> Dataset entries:
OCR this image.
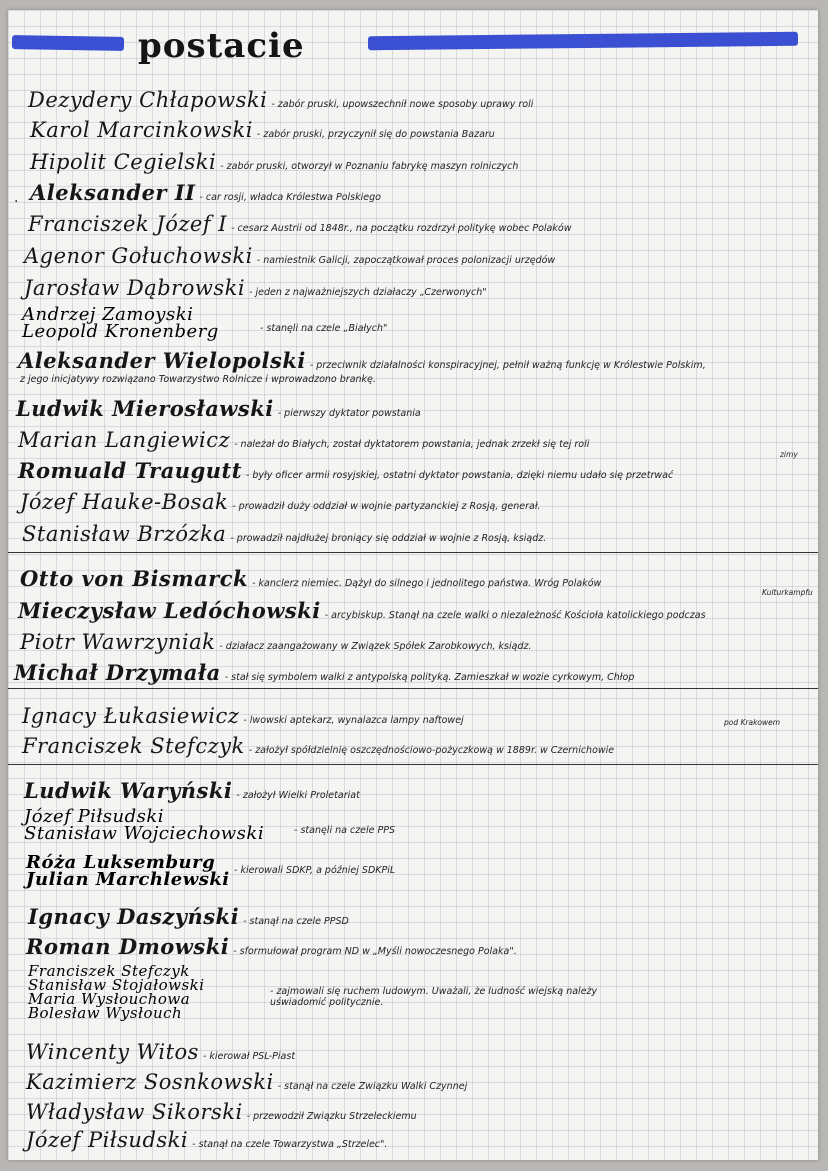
postacie
·
Dezydery Chłapowski - zabór pruski, upowszechnił nowe sposoby uprawy roli
Karol Marcinkowski - zabór pruski, przyczynił się do powstania Bazaru
Hipolit Cegielski - zabór pruski, otworzył w Poznaniu fabrykę maszyn rolniczych
Aleksander II - car rosji, władca Królestwa Polskiego
Franciszek Józef I - cesarz Austrii od 1848r., na początku rozdrzył politykę wobec Polaków
Agenor Gołuchowski - namiestnik Galicji, zapoczątkował proces polonizacji urzędów
Jarosław Dąbrowski - jeden z najważniejszych działaczy „Czerwonych"
Andrzej Zamoyski
Leopold Kronenberg	- stanęli na czele „Białych"
Aleksander Wielopolski - przeciwnik działalności konspiracyjnej, pełnił ważną funkcję w Królestwie Polskim,
z jego inicjatywy rozwiązano Towarzystwo Rolnicze i wprowadzono brankę.
Ludwik Mierosławski - pierwszy dyktator powstania
Marian Langiewicz - należał do Białych, został dyktatorem powstania, jednak zrzekł się tej roli
Romuald Traugutt - były oficer armii rosyjskiej, ostatni dyktator powstania, dzięki niemu udało się przetrwać
zimy
Józef Hauke-Bosak - prowadził duży oddział w wojnie partyzanckiej z Rosją, generał.
Stanisław Brzózka - prowadził najdłużej broniący się oddział w wojnie z Rosją, ksiądz.
Otto von Bismarck - kanclerz niemiec. Dążył do silnego i jednolitego państwa. Wróg Polaków
Kulturkampfu
Mieczysław Ledóchowski - arcybiskup. Stanął na czele walki o niezależność Kościoła katolickiego podczas
Piotr Wawrzyniak - działacz zaangażowany w Związek Spółek Zarobkowych, ksiądz.
Michał Drzymała - stał się symbolem walki z antypolską polityką. Zamieszkał w wozie cyrkowym, Chłop
Ignacy Łukasiewicz - lwowski aptekarz, wynalazca lampy naftowej	pod Krakowem
Franciszek Stefczyk - założył spółdzielnię oszczędnościowo-pożyczkową w 1889r. w Czernichowie
Ludwik Waryński - założył Wielki Proletariat
Józef Piłsudski
Stanisław Wojciechowski	- stanęli na czele PPS
Róża Luksemburg
Julian Marchlewski - kierowali SDKP, a później SDKPiL
Ignacy Daszyński - stanął na czele PPSD
Roman Dmowski - sformułował program ND w „Myśli nowoczesnego Polaka".
Franciszek Stefczyk
Stanisław Stojałowski
Maria Wysłouchowa
Bolesław Wysłouch
- zajmowali się ruchem ludowym. Uważali, że ludność wiejską należy
uświadomić politycznie.
Wincenty Witos - kierował PSL-Piast
Kazimierz Sosnkowski - stanął na czele Związku Walki Czynnej
Władysław Sikorski - przewodził Związku Strzeleckiemu
Józef Piłsudski - stanął na czele Towarzystwa „Strzelec".
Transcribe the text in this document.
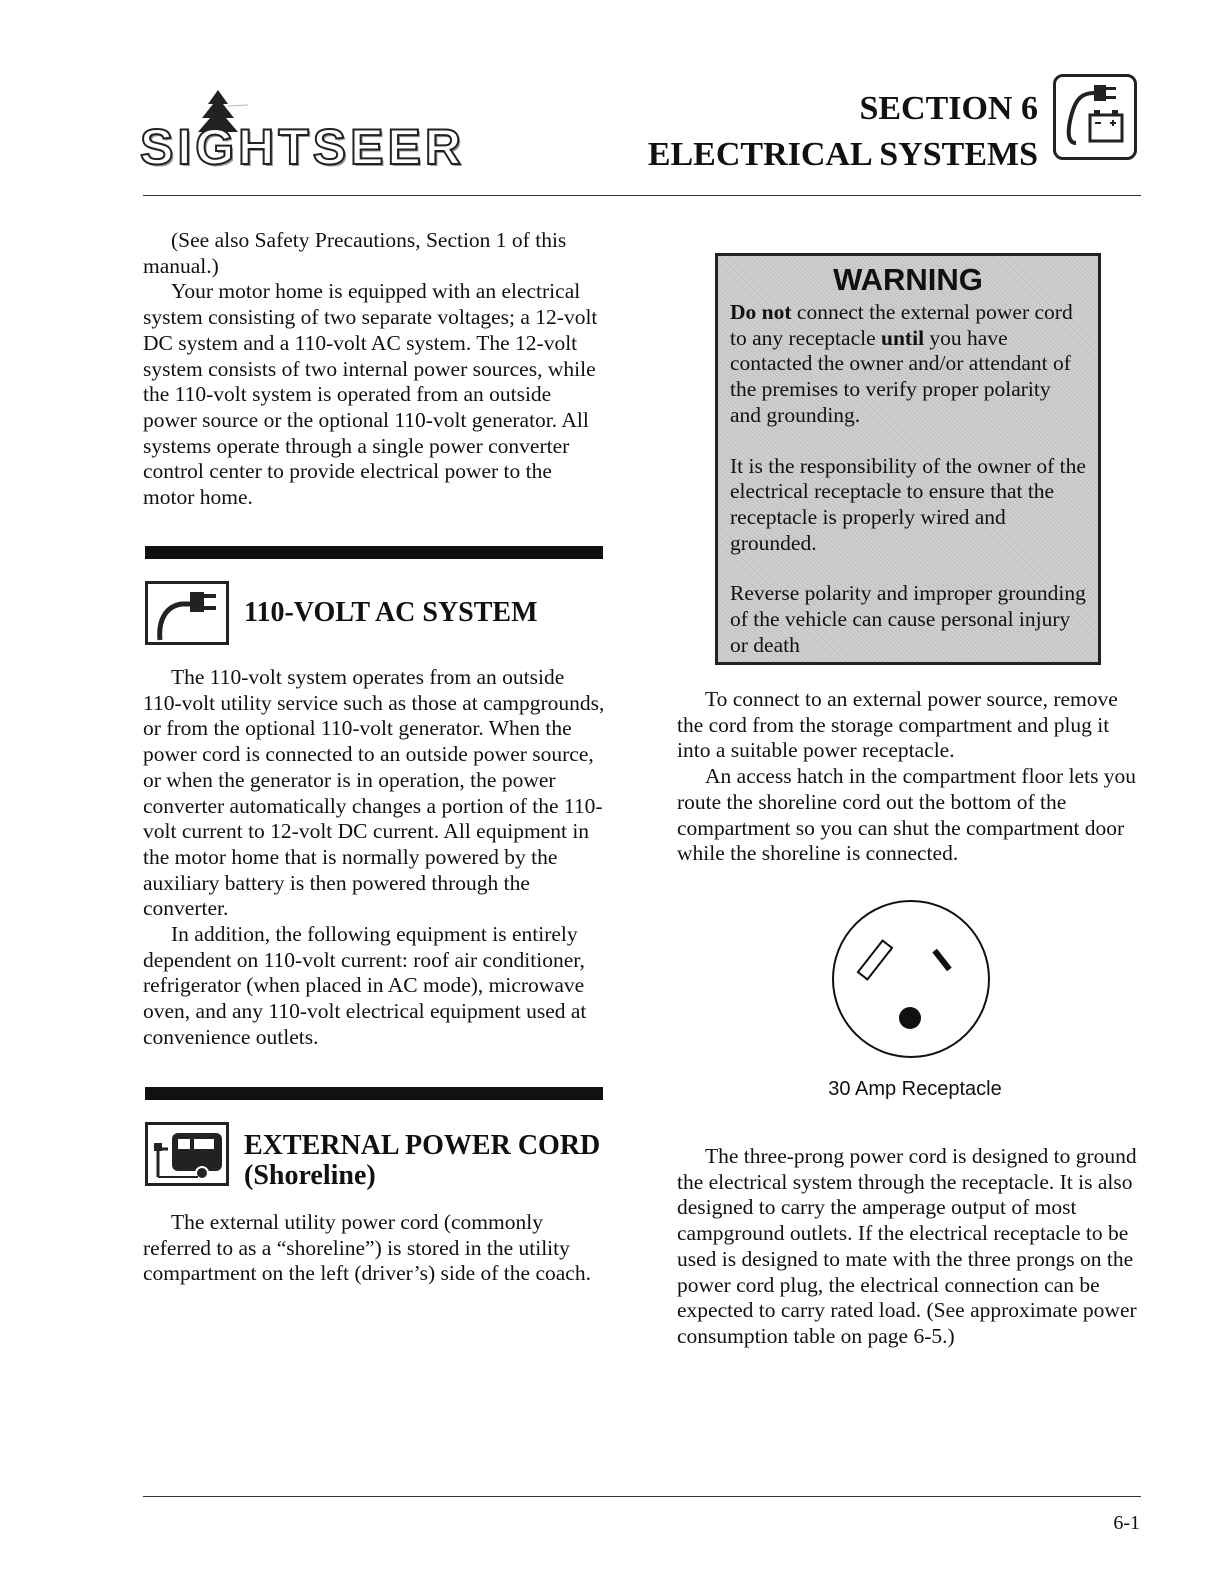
SIGHTSEER
SECTION 6
ELECTRICAL SYSTEMS

(See also Safety Precautions, Section 1 of this manual.)

Your motor home is equipped with an electrical system consisting of two separate voltages; a 12-volt DC system and a 110-volt AC system. The 12-volt system consists of two internal power sources, while the 110-volt system is operated from an outside power source or the optional 110-volt generator. All systems operate through a single power converter control center to provide electrical power to the motor home.

110-VOLT AC SYSTEM

The 110-volt system operates from an outside 110-volt utility service such as those at campgrounds, or from the optional 110-volt generator. When the power cord is connected to an outside power source, or when the generator is in operation, the power converter automatically changes a portion of the 110-volt current to 12-volt DC current. All equipment in the motor home that is normally powered by the auxiliary battery is then powered through the converter.

In addition, the following equipment is entirely dependent on 110-volt current: roof air conditioner, refrigerator (when placed in AC mode), microwave oven, and any 110-volt electrical equipment used at convenience outlets.

EXTERNAL POWER CORD
(Shoreline)

The external utility power cord (commonly referred to as a “shoreline”) is stored in the utility compartment on the left (driver’s) side of the coach.

WARNING

Do not connect the external power cord to any receptacle until you have contacted the owner and/or attendant of the premises to verify proper polarity and grounding.

It is the responsibility of the owner of the electrical receptacle to ensure that the receptacle is properly wired and grounded.

Reverse polarity and improper grounding of the vehicle can cause personal injury or death

To connect to an external power source, remove the cord from the storage compartment and plug it into a suitable power receptacle.

An access hatch in the compartment floor lets you route the shoreline cord out the bottom of the compartment so you can shut the compartment door while the shoreline is connected.

30 Amp Receptacle

The three-prong power cord is designed to ground the electrical system through the receptacle. It is also designed to carry the amperage output of most campground outlets. If the electrical receptacle to be used is designed to mate with the three prongs on the power cord plug, the electrical connection can be expected to carry rated load. (See approximate power consumption table on page 6-5.)

6-1
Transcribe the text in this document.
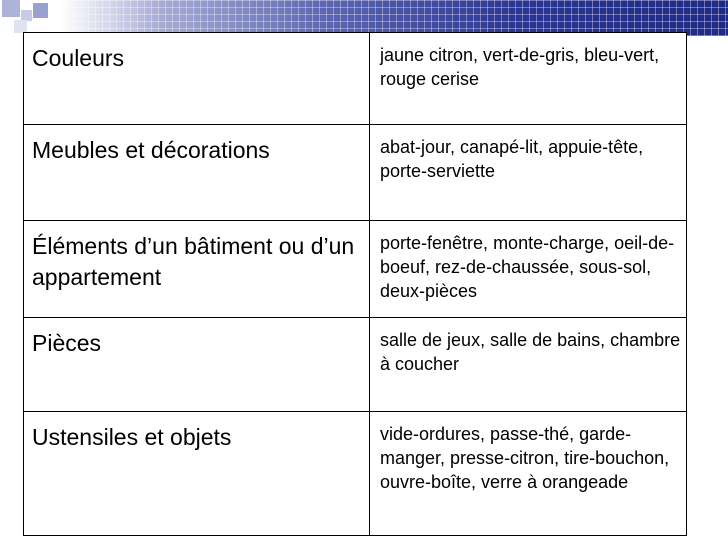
Couleurs	jaune citron, vert-de-gris, bleu-vert, rouge cerise
Meubles et décorations	abat-jour, canapé-lit, appuie-tête, porte-serviette
Éléments d’un bâtiment ou d’un appartement	porte-fenêtre, monte-charge, oeil-de-boeuf, rez-de-chaussée, sous-sol, deux-pièces
Pièces	salle de jeux, salle de bains, chambre à coucher
Ustensiles et objets	vide-ordures, passe-thé, garde-manger, presse-citron, tire-bouchon, ouvre-boîte, verre à orangeade
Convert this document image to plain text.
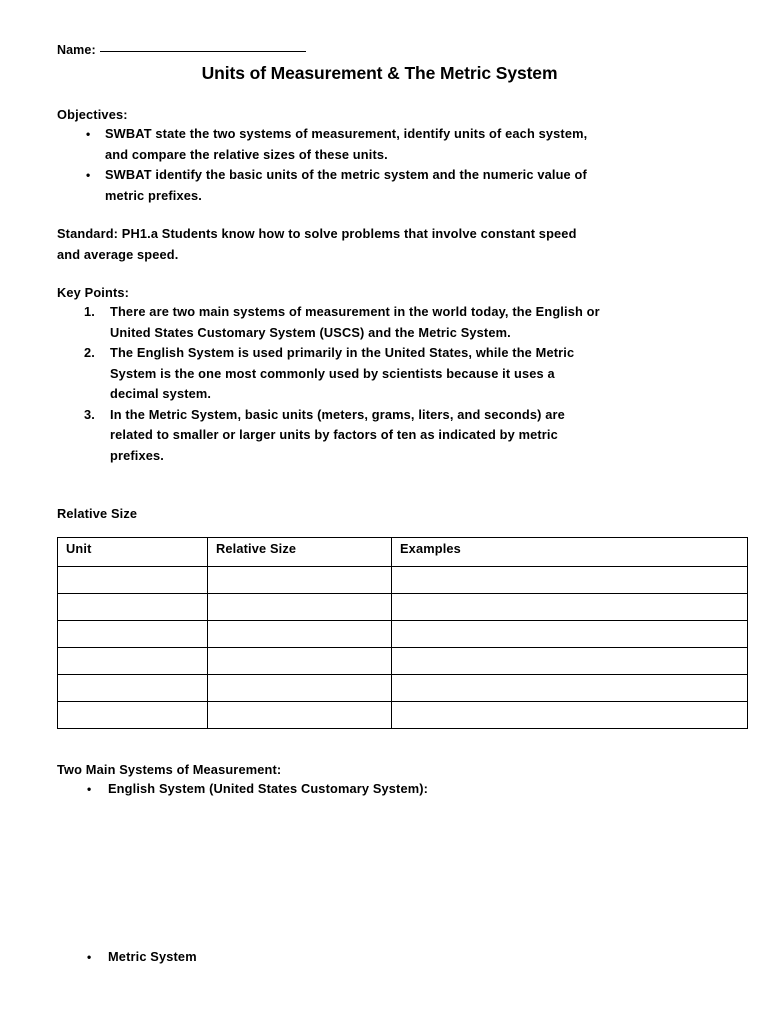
Name:
Units of Measurement & The Metric System
Objectives:
• SWBAT state the two systems of measurement, identify units of each system,
and compare the relative sizes of these units.
• SWBAT identify the basic units of the metric system and the numeric value of
metric prefixes.
Standard: PH1.a Students know how to solve problems that involve constant speed
and average speed.
Key Points:
1.	There are two main systems of measurement in the world today, the English or
United States Customary System (USCS) and the Metric System.
2.	The English System is used primarily in the United States, while the Metric
System is the one most commonly used by scientists because it uses a
decimal system.
3.	In the Metric System, basic units (meters, grams, liters, and seconds) are
related to smaller or larger units by factors of ten as indicated by metric
prefixes.
Relative Size
Unit	Relative Size	Examples

Two Main Systems of Measurement:
• English System (United States Customary System):
• Metric System
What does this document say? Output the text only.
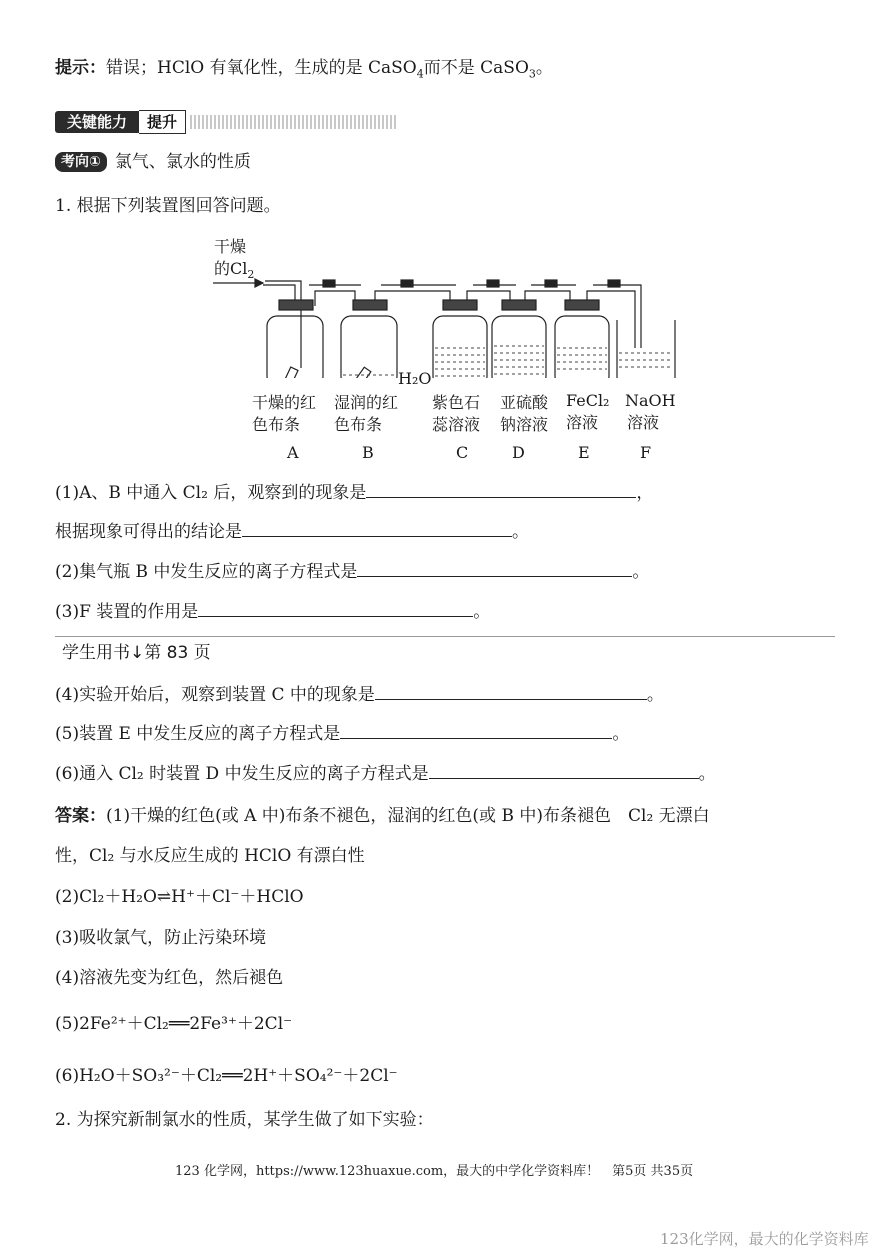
提示：错误；HClO 有氧化性，生成的是 CaSO$_4$而不是 CaSO$_3$。
关键能力	提升
考向① 氯气、氯水的性质
1. 根据下列装置图回答问题。
干燥
的$Cl_2$
H₂O
干燥的红
色布条
A
湿润的红
色布条
B
紫色石
蕊溶液
C
亚硫酸
钠溶液
D
FeCl₂
溶液
E
NaOH
溶液
F
(1)A、B 中通入 Cl₂ 后，观察到的现象是	，
根据现象可得出的结论是	。
(2)集气瓶 B 中发生反应的离子方程式是	。
(3)F 装置的作用是	。
学生用书↓第 83 页
(4)实验开始后，观察到装置 C 中的现象是	。
(5)装置 E 中发生反应的离子方程式是	。
(6)通入 Cl₂ 时装置 D 中发生反应的离子方程式是	。
答案：(1)干燥的红色(或 A 中)布条不褪色，湿润的红色(或 B 中)布条褪色　Cl₂ 无漂白
性，Cl₂ 与水反应生成的 HClO 有漂白性
(2)Cl₂＋H₂O⇌H⁺＋Cl⁻＋HClO
(3)吸收氯气，防止污染环境
(4)溶液先变为红色，然后褪色
(5)2Fe²⁺＋Cl₂══2Fe³⁺＋2Cl⁻
(6)H₂O＋SO₃²⁻＋Cl₂══2H⁺＋SO₄²⁻＋2Cl⁻
2. 为探究新制氯水的性质，某学生做了如下实验：
123 化学网，https://www.123huaxue.com，最大的中学化学资料库！　第5页 共35页
123化学网，最大的化学资料库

> Work to do:
Identify and copy all lines with the word "założył".

> Reply to the exercise:
Franciszek Stefczyk - założył spółdzielnię oszczędnościowo-pożyczkową w 1889r. w Czernichowie
Ludwik Waryński - założył Wielki Proletariat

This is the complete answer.